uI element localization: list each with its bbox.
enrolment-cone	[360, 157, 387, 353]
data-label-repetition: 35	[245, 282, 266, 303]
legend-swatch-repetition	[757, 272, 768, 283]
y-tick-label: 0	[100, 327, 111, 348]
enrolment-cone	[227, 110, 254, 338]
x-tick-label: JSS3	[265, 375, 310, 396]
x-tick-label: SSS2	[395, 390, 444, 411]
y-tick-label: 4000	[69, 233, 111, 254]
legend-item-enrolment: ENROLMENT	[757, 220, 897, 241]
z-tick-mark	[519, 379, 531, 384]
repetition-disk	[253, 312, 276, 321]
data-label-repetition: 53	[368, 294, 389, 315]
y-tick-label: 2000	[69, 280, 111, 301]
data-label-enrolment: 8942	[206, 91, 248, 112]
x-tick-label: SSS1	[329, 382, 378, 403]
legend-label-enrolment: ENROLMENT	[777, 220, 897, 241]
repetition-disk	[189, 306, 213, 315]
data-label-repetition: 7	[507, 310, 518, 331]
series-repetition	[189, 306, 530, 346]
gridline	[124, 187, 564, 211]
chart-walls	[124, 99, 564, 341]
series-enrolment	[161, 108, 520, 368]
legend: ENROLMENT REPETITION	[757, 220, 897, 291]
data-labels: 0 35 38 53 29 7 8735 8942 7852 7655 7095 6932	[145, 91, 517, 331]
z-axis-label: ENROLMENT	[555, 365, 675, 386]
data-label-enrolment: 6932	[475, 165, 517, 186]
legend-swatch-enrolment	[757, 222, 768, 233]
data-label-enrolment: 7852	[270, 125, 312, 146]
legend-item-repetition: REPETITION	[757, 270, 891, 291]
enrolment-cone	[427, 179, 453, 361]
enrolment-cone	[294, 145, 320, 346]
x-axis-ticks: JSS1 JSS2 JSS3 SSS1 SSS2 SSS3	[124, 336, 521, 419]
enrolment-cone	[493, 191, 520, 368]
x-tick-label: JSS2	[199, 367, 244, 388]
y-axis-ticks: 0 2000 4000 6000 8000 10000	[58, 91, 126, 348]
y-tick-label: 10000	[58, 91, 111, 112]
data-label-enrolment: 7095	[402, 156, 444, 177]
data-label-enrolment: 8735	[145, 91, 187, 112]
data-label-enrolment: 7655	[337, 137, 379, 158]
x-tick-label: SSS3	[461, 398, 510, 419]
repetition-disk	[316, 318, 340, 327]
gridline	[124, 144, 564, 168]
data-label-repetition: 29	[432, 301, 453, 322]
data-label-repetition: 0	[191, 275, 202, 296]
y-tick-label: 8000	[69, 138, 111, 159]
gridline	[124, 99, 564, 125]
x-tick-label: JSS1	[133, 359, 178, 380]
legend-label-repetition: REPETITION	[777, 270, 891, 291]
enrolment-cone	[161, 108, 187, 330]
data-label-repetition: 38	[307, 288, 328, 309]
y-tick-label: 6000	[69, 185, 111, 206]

------------------------------------------------

▸ **Stated goal**
Please copy out, word for word, the part of the entries above that opens with the first line and closes with the line containing "220, 897, 291]", including both of those lines.

▸ **Output for this exercise**
uI element localization: list each with its bbox.
enrolment-cone	[360, 157, 387, 353]
data-label-repetition: 35	[245, 282, 266, 303]
legend-swatch-repetition	[757, 272, 768, 283]
y-tick-label: 0	[100, 327, 111, 348]
enrolment-cone	[227, 110, 254, 338]
x-tick-label: JSS3	[265, 375, 310, 396]
x-tick-label: SSS2	[395, 390, 444, 411]
y-tick-label: 4000	[69, 233, 111, 254]
legend-item-enrolment: ENROLMENT	[757, 220, 897, 241]
z-tick-mark	[519, 379, 531, 384]
repetition-disk	[253, 312, 276, 321]
data-label-repetition: 53	[368, 294, 389, 315]
y-tick-label: 2000	[69, 280, 111, 301]
data-label-enrolment: 8942	[206, 91, 248, 112]
x-tick-label: SSS1	[329, 382, 378, 403]
legend-label-enrolment: ENROLMENT	[777, 220, 897, 241]
repetition-disk	[189, 306, 213, 315]
data-label-repetition: 7	[507, 310, 518, 331]
series-repetition	[189, 306, 530, 346]
gridline	[124, 187, 564, 211]
chart-walls	[124, 99, 564, 341]
series-enrolment	[161, 108, 520, 368]
legend: ENROLMENT REPETITION	[757, 220, 897, 291]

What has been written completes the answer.